**Exercise objective**
Lines containing the word "help" are to be counted; state their number and nothing further.

Stored entries
╭──

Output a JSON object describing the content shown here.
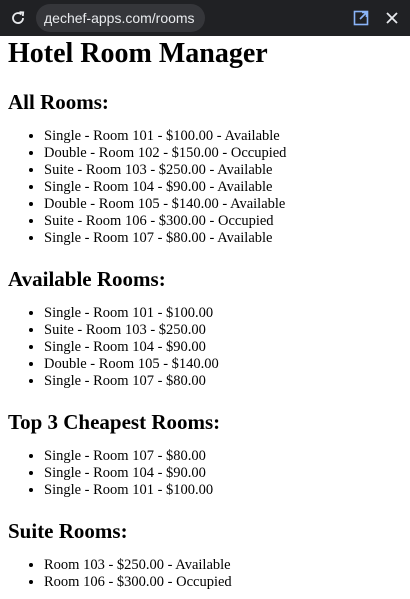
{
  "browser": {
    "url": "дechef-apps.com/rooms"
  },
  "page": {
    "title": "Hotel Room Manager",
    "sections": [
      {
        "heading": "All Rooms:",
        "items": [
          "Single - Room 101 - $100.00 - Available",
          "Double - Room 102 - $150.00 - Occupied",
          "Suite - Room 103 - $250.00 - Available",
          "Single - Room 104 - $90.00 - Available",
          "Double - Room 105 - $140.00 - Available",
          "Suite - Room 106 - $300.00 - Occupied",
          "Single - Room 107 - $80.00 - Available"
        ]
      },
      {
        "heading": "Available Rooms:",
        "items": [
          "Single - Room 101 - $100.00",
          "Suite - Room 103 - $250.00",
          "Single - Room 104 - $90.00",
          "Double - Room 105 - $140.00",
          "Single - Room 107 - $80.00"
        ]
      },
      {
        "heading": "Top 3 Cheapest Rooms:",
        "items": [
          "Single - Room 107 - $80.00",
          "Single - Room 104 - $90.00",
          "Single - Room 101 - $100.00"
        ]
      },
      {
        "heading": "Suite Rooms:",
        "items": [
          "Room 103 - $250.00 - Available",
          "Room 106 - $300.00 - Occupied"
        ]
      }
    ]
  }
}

╰──
╭──

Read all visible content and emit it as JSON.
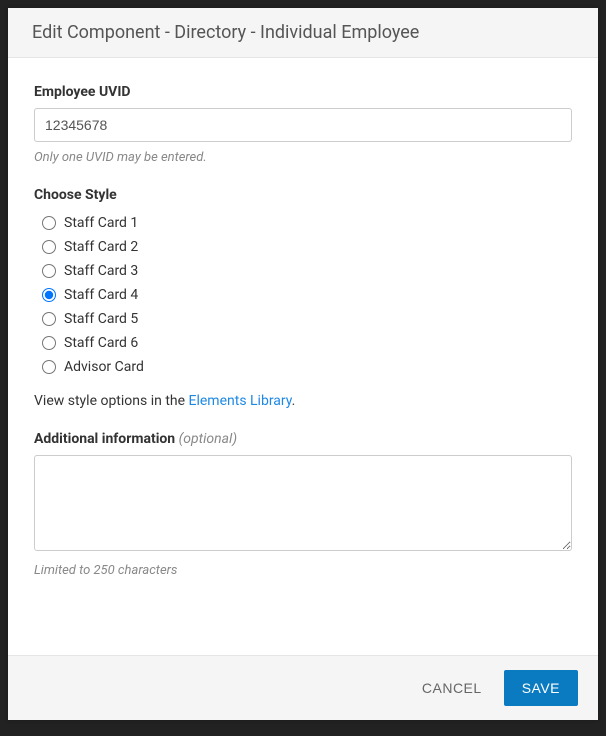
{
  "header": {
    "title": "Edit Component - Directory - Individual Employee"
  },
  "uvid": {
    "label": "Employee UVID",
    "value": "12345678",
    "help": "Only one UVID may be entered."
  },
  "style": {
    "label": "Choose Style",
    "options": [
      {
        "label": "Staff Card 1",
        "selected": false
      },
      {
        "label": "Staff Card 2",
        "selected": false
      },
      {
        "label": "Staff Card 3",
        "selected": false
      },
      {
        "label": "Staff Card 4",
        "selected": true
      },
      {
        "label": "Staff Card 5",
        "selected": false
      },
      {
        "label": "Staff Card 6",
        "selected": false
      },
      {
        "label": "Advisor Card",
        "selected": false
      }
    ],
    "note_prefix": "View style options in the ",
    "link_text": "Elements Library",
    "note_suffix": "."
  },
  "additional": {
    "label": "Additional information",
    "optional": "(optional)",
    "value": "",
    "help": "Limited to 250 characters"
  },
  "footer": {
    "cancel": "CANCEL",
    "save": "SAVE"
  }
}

╰──

**Written solution**
2